> [EXERCISE DIRECTIONS]:
In the passage about the OpenTelemetry collector below, which command shows the configuration actually applied to the collector?

> [PASSAGE TO READ]:
Whenever a change to the collector config is made via a values.yaml file, it’s helpful to review the actual configuration applied to the collector by looking at the config map:

kubectl describe cm splunk-otel-collector-otel-agent

We can see that the debug exporter was added to the traces pipeline as desired:

  traces:
    exporters:
    - sapm
    - signalfx
    - debug

We’ll explore the output of the debug exporter once we deploy an application in our cluster and start capturing traces.

Deploy the Sample Application and Instrument with OpenTelemetry

15 minutes

At this point, we’ve deployed an OpenTelemetry collector in our K8s cluster, and it’s successfully collecting infrastructure metrics.

The next step is to deploy a sample application and instrument with OpenTelemetry to capture traces.

We’ll use a microservices-based application written in Python. To keep the workshop simple, we’ll focus on two services: a credit check service and a credit processor service.

> [DATA SHOWN]:

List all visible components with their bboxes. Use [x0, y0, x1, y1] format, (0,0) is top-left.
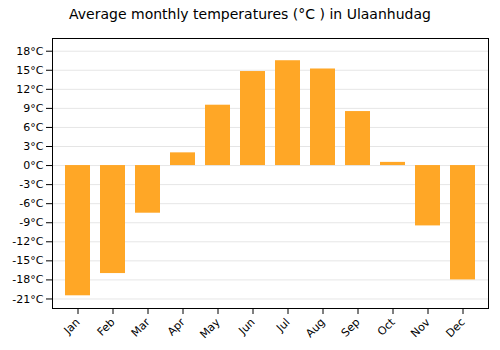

> [THE ANSWER]:
kubectl describe cm splunk-otel-collector-otel-agent